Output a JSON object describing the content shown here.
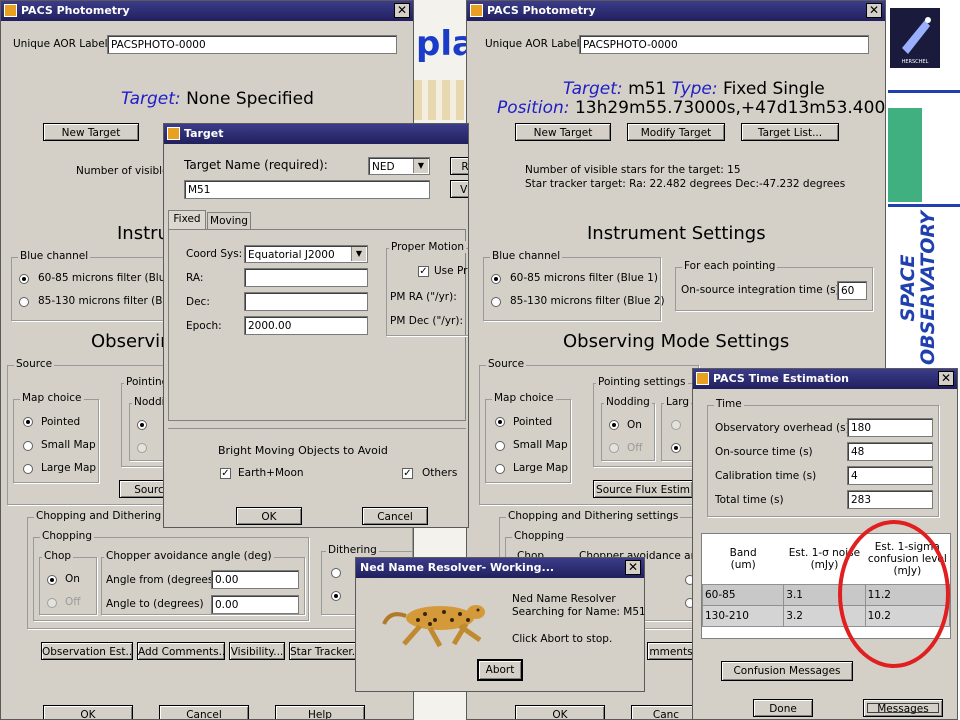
{
  "background": {
    "banner_fragment": "pla",
    "herschel_badge_text": "HERSCHEL",
    "space_observatory": "SPACE OBSERVATORY"
  },
  "left_window": {
    "title": "PACS Photometry",
    "aor_label": "Unique AOR Label:",
    "aor_value": "PACSPHOTO-0000",
    "target_prefix": "Target:",
    "target_value": "None Specified",
    "new_target": "New Target",
    "visible_stars": "Number of visible",
    "instrument_frag": "Instru",
    "blue_channel": "Blue channel",
    "filter1": "60-85 microns filter (Blue 1",
    "filter2": "85-130 microns filter (Blue",
    "observing_frag": "Observin",
    "source": "Source",
    "map_choice": "Map choice",
    "pointed": "Pointed",
    "small_map": "Small Map",
    "large_map": "Large Map",
    "pointing_frag": "Pointing",
    "nodding_frag": "Noddin",
    "source_btn_frag": "Sourc",
    "chop_dither": "Chopping and Dithering setti",
    "chopping": "Chopping",
    "chop": "Chop",
    "on": "On",
    "off": "Off",
    "chopper_avoid": "Chopper avoidance angle (deg)",
    "angle_from": "Angle from (degrees)",
    "angle_from_val": "0.00",
    "angle_to": "Angle to (degrees)",
    "angle_to_val": "0.00",
    "dithering": "Dithering",
    "btn_obs_est": "Observation Est...",
    "btn_add_comments": "Add Comments...",
    "btn_visibility": "Visibility...",
    "btn_star_tracker": "Star Tracker...",
    "ok": "OK",
    "cancel": "Cancel",
    "help": "Help"
  },
  "right_window": {
    "title": "PACS Photometry",
    "aor_label": "Unique AOR Label:",
    "aor_value": "PACSPHOTO-0000",
    "target_prefix": "Target:",
    "target_value": "m51",
    "type_prefix": "Type:",
    "type_value": "Fixed Single",
    "position_prefix": "Position:",
    "position_value": "13h29m55.73000s,+47d13m53.4000s",
    "new_target": "New Target",
    "modify_target": "Modify Target",
    "target_list": "Target List...",
    "stars_line": "Number of visible stars for the target: 15",
    "tracker_line": "Star tracker target: Ra: 22.482 degrees Dec:-47.232 degrees",
    "instrument_settings": "Instrument Settings",
    "blue_channel": "Blue channel",
    "filter1": "60-85 microns filter (Blue 1)",
    "filter2": "85-130 microns filter (Blue 2)",
    "each_pointing": "For each pointing",
    "onsource_label": "On-source integration time (s):",
    "onsource_val": "60",
    "observing_mode": "Observing Mode Settings",
    "source": "Source",
    "map_choice": "Map choice",
    "pointed": "Pointed",
    "small_map": "Small Map",
    "large_map": "Large Map",
    "pointing_settings": "Pointing settings",
    "nodding": "Nodding",
    "on": "On",
    "off": "Off",
    "large_frag": "Larg",
    "source_flux": "Source Flux Estim",
    "chop_dither": "Chopping and Dithering settings",
    "chopping": "Chopping",
    "chop_frag": "Chop",
    "chopper_frag": "Chopper avoidance ang",
    "ments_frag": "mments...",
    "ok": "OK",
    "cancel_frag": "Canc"
  },
  "target_dialog": {
    "title": "Target",
    "name_label": "Target Name (required):",
    "resolver": "NED",
    "name_value": "M51",
    "r_frag": "R",
    "v_frag": "Vi",
    "tab_fixed": "Fixed",
    "tab_moving": "Moving",
    "coord_label": "Coord Sys:",
    "coord_value": "Equatorial J2000",
    "ra_label": "RA:",
    "dec_label": "Dec:",
    "epoch_label": "Epoch:",
    "epoch_value": "2000.00",
    "proper_motion": "Proper Motion",
    "use_pm": "Use Pr",
    "pm_ra": "PM RA (\"/yr):",
    "pm_dec": "PM Dec (\"/yr):",
    "bright_objects": "Bright Moving Objects to Avoid",
    "earth_moon": "Earth+Moon",
    "others": "Others",
    "ok": "OK",
    "cancel": "Cancel"
  },
  "ned_dialog": {
    "title": "Ned Name Resolver- Working...",
    "line1": "Ned Name Resolver",
    "line2": "Searching for Name: M51",
    "line3": "Click Abort  to stop.",
    "abort": "Abort"
  },
  "time_window": {
    "title": "PACS Time Estimation",
    "time_group": "Time",
    "rows": [
      {
        "label": "Observatory overhead (s)",
        "value": "180"
      },
      {
        "label": "On-source time (s)",
        "value": "48"
      },
      {
        "label": "Calibration time (s)",
        "value": "4"
      },
      {
        "label": "Total time (s)",
        "value": "283"
      }
    ],
    "table_headers": [
      [
        "Band",
        "(um)"
      ],
      [
        "Est. 1-σ noise",
        "(mJy)"
      ],
      [
        "Est. 1-sigma",
        "confusion level",
        "(mJy)"
      ]
    ],
    "table_rows": [
      [
        "60-85",
        "3.1",
        "11.2"
      ],
      [
        "130-210",
        "3.2",
        "10.2"
      ]
    ],
    "confusion_messages": "Confusion Messages",
    "done": "Done",
    "messages": "Messages"
  },
  "colors": {
    "titlebar": "#20205e",
    "dialog_bg": "#d4d0c8",
    "highlight_circle": "#e02020",
    "accent_green": "#40b080",
    "accent_blue": "#2040b0"
  }
}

- _WHAT YOU WILL DO_: Go through the entries and return each line where the word "Dithering" appears.

- _THE REPLY_:
    "chop_dither": "Chopping and Dithering setti",
    "dithering": "Dithering",
    "chop_dither": "Chopping and Dithering settings",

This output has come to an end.